* [Required work]:
Copy each line of the entries below word for word, keeping every character, space and symbol unchanged and in its original order.

* [Data records]:
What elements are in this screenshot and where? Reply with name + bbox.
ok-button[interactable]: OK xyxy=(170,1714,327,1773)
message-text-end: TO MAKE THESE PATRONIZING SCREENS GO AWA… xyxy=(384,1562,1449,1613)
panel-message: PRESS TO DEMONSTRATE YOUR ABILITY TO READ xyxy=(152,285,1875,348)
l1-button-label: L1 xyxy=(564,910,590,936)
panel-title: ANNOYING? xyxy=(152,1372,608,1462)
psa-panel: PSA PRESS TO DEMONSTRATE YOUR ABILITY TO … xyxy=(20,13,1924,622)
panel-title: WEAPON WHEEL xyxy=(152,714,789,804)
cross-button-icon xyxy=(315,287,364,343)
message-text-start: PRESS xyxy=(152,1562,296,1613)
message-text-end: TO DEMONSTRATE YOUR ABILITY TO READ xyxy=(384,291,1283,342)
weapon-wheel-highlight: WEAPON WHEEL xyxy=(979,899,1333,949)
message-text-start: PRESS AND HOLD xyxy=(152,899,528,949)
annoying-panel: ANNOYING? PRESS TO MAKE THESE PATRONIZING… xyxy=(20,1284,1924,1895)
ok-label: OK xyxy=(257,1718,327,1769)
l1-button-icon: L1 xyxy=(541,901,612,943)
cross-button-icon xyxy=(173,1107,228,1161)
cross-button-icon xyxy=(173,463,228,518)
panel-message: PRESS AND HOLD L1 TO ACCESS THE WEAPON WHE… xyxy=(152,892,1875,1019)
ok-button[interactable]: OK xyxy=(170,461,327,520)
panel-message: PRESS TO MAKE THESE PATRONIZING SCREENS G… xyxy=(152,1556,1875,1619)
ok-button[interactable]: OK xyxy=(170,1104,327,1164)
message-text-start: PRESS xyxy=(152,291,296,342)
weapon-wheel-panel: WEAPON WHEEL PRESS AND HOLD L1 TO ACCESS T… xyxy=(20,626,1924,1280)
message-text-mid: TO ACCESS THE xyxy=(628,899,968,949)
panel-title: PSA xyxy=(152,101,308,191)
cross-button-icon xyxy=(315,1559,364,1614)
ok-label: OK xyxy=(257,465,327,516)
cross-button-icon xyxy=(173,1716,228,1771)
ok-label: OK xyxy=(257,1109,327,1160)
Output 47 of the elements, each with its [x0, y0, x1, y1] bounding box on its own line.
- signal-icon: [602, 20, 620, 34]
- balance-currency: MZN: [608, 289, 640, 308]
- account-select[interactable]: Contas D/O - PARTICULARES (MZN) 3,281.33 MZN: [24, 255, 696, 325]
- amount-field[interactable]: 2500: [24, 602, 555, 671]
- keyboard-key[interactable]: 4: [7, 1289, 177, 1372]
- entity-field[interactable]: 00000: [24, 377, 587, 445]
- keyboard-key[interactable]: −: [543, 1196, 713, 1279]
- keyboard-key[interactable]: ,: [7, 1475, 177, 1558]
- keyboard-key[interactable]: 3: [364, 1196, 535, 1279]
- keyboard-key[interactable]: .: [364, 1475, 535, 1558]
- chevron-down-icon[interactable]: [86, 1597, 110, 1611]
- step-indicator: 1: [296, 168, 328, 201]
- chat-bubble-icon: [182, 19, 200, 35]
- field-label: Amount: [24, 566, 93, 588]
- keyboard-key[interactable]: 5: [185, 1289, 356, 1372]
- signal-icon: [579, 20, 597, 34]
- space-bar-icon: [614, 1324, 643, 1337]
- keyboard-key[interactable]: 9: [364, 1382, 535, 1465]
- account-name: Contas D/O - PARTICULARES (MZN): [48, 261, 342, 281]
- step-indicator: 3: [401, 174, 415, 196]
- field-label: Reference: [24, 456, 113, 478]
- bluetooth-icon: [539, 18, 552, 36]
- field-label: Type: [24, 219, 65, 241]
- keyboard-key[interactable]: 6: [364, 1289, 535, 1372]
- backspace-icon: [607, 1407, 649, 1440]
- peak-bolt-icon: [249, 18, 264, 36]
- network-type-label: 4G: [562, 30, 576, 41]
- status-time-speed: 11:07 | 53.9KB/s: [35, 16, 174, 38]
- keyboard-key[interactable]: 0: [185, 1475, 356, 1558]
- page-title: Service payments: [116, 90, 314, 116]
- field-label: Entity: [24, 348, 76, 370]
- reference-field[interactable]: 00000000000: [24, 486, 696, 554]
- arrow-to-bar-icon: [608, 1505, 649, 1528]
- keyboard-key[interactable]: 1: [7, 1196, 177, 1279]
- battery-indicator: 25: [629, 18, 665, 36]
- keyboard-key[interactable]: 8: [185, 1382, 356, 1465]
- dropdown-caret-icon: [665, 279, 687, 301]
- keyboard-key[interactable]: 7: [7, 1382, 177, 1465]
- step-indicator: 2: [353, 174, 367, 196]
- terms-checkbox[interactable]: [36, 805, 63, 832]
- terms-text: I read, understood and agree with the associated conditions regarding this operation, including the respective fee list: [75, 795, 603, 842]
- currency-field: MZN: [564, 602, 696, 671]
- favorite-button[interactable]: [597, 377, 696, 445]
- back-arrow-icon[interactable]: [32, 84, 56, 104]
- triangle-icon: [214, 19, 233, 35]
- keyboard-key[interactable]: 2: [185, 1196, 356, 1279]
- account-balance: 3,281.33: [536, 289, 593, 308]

* [Task response]:
What elements are in this screenshot and where? Reply with name + bbox.
ok-button[interactable]: OK xyxy=(170,1714,327,1773)
message-text-end: TO MAKE THESE PATRONIZING SCREENS GO AWA… xyxy=(384,1562,1449,1613)
panel-message: PRESS TO DEMONSTRATE YOUR ABILITY TO READ xyxy=(152,285,1875,348)
l1-button-label: L1 xyxy=(564,910,590,936)
panel-title: ANNOYING? xyxy=(152,1372,608,1462)
psa-panel: PSA PRESS TO DEMONSTRATE YOUR ABILITY TO … xyxy=(20,13,1924,622)
panel-title: WEAPON WHEEL xyxy=(152,714,789,804)
cross-button-icon xyxy=(315,287,364,343)
message-text-start: PRESS xyxy=(152,1562,296,1613)
message-text-end: TO DEMONSTRATE YOUR ABILITY TO READ xyxy=(384,291,1283,342)
weapon-wheel-highlight: WEAPON WHEEL xyxy=(979,899,1333,949)
message-text-start: PRESS AND HOLD xyxy=(152,899,528,949)
annoying-panel: ANNOYING? PRESS TO MAKE THESE PATRONIZING… xyxy=(20,1284,1924,1895)
ok-label: OK xyxy=(257,1718,327,1769)
l1-button-icon: L1 xyxy=(541,901,612,943)
cross-button-icon xyxy=(173,1107,228,1161)
cross-button-icon xyxy=(173,463,228,518)
panel-message: PRESS AND HOLD L1 TO ACCESS THE WEAPON WHE… xyxy=(152,892,1875,1019)
ok-button[interactable]: OK xyxy=(170,461,327,520)
panel-message: PRESS TO MAKE THESE PATRONIZING SCREENS G… xyxy=(152,1556,1875,1619)
ok-button[interactable]: OK xyxy=(170,1104,327,1164)
message-text-start: PRESS xyxy=(152,291,296,342)
weapon-wheel-panel: WEAPON WHEEL PRESS AND HOLD L1 TO ACCESS T… xyxy=(20,626,1924,1280)
message-text-mid: TO ACCESS THE xyxy=(628,899,968,949)
panel-title: PSA xyxy=(152,101,308,191)
cross-button-icon xyxy=(315,1559,364,1614)
ok-label: OK xyxy=(257,465,327,516)
cross-button-icon xyxy=(173,1716,228,1771)
ok-label: OK xyxy=(257,1109,327,1160)
Output 47 of the elements, each with its [x0, y0, x1, y1] bounding box on its own line.
- signal-icon: [602, 20, 620, 34]
- balance-currency: MZN: [608, 289, 640, 308]
- account-select[interactable]: Contas D/O - PARTICULARES (MZN) 3,281.33 MZN: [24, 255, 696, 325]
- amount-field[interactable]: 2500: [24, 602, 555, 671]
- keyboard-key[interactable]: 4: [7, 1289, 177, 1372]
- entity-field[interactable]: 00000: [24, 377, 587, 445]
- keyboard-key[interactable]: −: [543, 1196, 713, 1279]
- keyboard-key[interactable]: ,: [7, 1475, 177, 1558]
- keyboard-key[interactable]: 3: [364, 1196, 535, 1279]
- keyboard-key[interactable]: .: [364, 1475, 535, 1558]
- chevron-down-icon[interactable]: [86, 1597, 110, 1611]
- step-indicator: 1: [296, 168, 328, 201]
- chat-bubble-icon: [182, 19, 200, 35]
- field-label: Amount: [24, 566, 93, 588]
- keyboard-key[interactable]: 5: [185, 1289, 356, 1372]
- signal-icon: [579, 20, 597, 34]
- space-bar-icon: [614, 1324, 643, 1337]
- keyboard-key[interactable]: 9: [364, 1382, 535, 1465]
- account-name: Contas D/O - PARTICULARES (MZN): [48, 261, 342, 281]
- step-indicator: 3: [401, 174, 415, 196]
- field-label: Reference: [24, 456, 113, 478]
- bluetooth-icon: [539, 18, 552, 36]
- field-label: Type: [24, 219, 65, 241]
- keyboard-key[interactable]: 6: [364, 1289, 535, 1372]
- backspace-icon: [607, 1407, 649, 1440]
- peak-bolt-icon: [249, 18, 264, 36]
- network-type-label: 4G: [562, 30, 576, 41]
- status-time-speed: 11:07 | 53.9KB/s: [35, 16, 174, 38]
- keyboard-key[interactable]: 0: [185, 1475, 356, 1558]
- page-title: Service payments: [116, 90, 314, 116]
- field-label: Entity: [24, 348, 76, 370]
- reference-field[interactable]: 00000000000: [24, 486, 696, 554]
- arrow-to-bar-icon: [608, 1505, 649, 1528]
- keyboard-key[interactable]: 1: [7, 1196, 177, 1279]
- battery-indicator: 25: [629, 18, 665, 36]
- keyboard-key[interactable]: 8: [185, 1382, 356, 1465]
- dropdown-caret-icon: [665, 279, 687, 301]
- keyboard-key[interactable]: 7: [7, 1382, 177, 1465]
- step-indicator: 2: [353, 174, 367, 196]
- terms-checkbox[interactable]: [36, 805, 63, 832]
- terms-text: I read, understood and agree with the associated conditions regarding this operation, including the respective fee list: [75, 795, 603, 842]
- currency-field: MZN: [564, 602, 696, 671]
- favorite-button[interactable]: [597, 377, 696, 445]
- back-arrow-icon[interactable]: [32, 84, 56, 104]
- triangle-icon: [214, 19, 233, 35]
- keyboard-key[interactable]: 2: [185, 1196, 356, 1279]
- account-balance: 3,281.33: [536, 289, 593, 308]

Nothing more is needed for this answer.